Can you find the lines of the listing that include "effluents" and copy every one?

□ □ □ □ □ □ □

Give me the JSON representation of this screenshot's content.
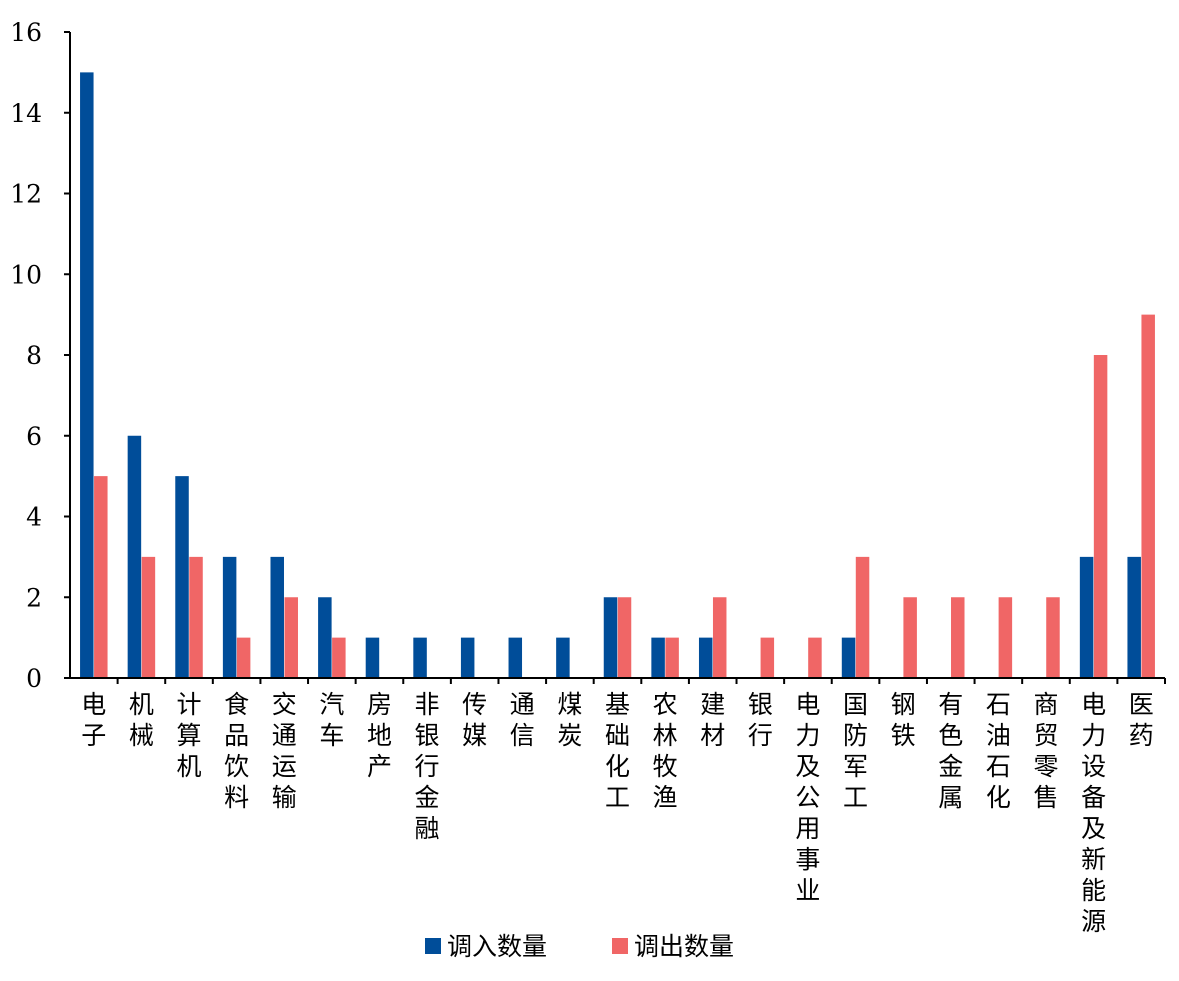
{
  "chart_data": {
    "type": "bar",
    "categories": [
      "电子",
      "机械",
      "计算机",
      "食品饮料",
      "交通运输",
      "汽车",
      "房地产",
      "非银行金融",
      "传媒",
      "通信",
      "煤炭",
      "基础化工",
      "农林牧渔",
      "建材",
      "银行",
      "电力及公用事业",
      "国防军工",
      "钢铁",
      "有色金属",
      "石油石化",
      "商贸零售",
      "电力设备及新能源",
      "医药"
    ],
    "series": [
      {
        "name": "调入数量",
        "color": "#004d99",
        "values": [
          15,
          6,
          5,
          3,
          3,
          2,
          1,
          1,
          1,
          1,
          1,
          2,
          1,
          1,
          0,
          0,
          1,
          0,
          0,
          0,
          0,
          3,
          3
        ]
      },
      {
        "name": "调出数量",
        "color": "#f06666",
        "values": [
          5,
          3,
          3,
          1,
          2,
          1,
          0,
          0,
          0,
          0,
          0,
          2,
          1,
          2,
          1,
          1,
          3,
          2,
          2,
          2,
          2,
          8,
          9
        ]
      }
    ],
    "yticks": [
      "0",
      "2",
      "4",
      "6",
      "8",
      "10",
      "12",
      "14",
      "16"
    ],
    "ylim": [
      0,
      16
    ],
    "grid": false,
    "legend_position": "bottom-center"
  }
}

□ □ □ □ □ □ □

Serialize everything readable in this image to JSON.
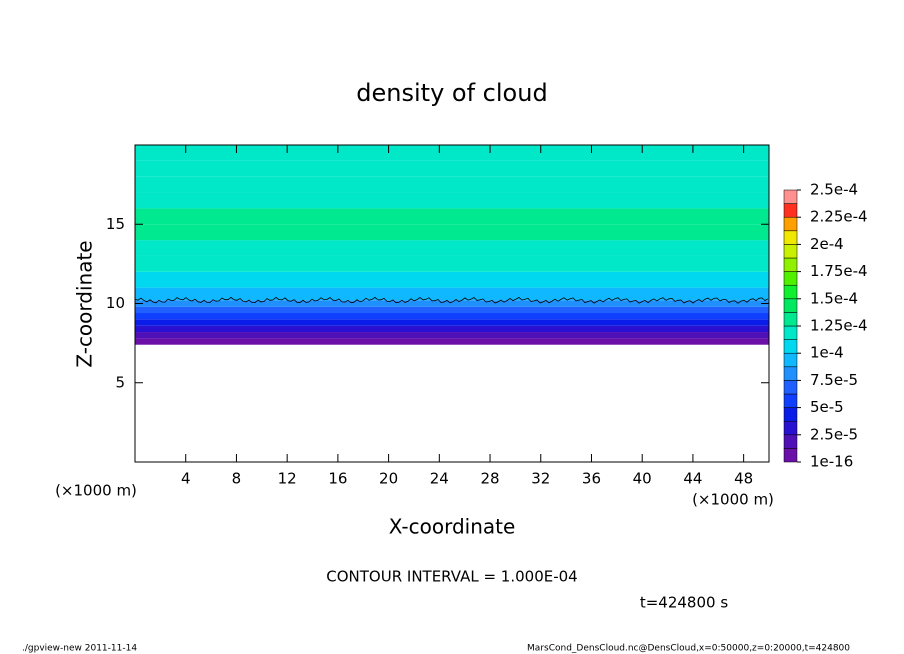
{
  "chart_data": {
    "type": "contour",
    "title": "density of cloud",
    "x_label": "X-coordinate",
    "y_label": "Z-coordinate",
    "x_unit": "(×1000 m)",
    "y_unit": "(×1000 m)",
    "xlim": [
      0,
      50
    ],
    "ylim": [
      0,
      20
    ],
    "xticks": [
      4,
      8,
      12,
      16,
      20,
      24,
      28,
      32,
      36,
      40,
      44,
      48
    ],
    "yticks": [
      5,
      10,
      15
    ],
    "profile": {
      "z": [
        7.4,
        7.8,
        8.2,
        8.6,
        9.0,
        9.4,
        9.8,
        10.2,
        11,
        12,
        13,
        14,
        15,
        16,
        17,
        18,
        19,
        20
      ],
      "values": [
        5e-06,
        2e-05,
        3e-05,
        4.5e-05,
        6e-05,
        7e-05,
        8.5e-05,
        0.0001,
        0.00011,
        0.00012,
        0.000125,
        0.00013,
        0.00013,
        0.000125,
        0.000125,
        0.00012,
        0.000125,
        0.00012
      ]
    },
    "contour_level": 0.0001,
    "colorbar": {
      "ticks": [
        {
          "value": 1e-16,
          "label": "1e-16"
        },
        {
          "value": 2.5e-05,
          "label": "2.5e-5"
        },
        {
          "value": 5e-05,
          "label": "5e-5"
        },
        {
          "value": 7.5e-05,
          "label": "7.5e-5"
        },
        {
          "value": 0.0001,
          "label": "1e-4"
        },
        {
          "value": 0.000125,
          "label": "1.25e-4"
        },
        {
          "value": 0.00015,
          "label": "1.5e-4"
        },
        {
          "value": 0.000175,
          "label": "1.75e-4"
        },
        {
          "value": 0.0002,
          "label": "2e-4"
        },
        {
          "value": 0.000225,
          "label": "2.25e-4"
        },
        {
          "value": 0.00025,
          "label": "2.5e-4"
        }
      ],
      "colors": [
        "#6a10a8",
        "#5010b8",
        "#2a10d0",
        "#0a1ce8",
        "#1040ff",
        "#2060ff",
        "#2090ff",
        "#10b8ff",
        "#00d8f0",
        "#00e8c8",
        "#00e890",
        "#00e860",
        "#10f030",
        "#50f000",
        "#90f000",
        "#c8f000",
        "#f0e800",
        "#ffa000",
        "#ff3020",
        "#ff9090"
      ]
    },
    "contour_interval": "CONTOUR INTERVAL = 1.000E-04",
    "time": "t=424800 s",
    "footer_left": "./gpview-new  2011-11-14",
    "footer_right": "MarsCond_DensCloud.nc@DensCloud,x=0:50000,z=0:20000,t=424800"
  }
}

□ □ □ □ □ □ □

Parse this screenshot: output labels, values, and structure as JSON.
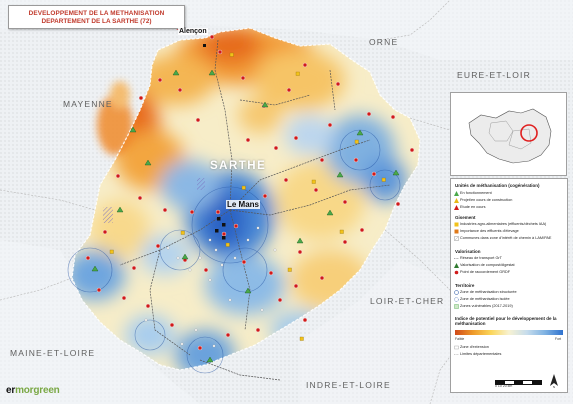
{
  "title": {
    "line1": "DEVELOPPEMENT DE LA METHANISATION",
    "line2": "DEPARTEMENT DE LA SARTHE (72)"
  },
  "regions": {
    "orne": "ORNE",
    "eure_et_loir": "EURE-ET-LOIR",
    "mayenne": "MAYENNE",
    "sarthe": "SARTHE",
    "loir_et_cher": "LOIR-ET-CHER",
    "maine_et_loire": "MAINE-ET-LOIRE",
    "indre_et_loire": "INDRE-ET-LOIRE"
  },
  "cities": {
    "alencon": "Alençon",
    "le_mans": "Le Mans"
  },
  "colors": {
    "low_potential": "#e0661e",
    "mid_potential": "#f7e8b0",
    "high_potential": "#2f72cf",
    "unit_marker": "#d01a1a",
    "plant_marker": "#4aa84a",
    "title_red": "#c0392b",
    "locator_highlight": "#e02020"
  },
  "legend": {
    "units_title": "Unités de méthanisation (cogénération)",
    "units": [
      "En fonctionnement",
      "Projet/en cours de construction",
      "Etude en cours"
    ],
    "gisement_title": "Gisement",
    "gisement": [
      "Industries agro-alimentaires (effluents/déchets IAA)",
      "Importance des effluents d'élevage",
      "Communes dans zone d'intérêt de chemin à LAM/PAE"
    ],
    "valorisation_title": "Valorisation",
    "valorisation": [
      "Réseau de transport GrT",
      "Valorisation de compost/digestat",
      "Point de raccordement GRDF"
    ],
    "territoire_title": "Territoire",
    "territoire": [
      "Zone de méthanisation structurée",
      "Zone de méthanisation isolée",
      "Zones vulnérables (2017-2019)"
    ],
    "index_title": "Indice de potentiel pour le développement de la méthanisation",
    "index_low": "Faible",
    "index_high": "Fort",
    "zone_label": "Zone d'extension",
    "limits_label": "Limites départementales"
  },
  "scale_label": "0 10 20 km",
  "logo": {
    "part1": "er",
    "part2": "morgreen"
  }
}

□ □ □ □ □ □ □

=== Task answer ===
      "Industries agro-alimentaires (effluents/déchets IAA)",
      "Importance des effluents d'élevage",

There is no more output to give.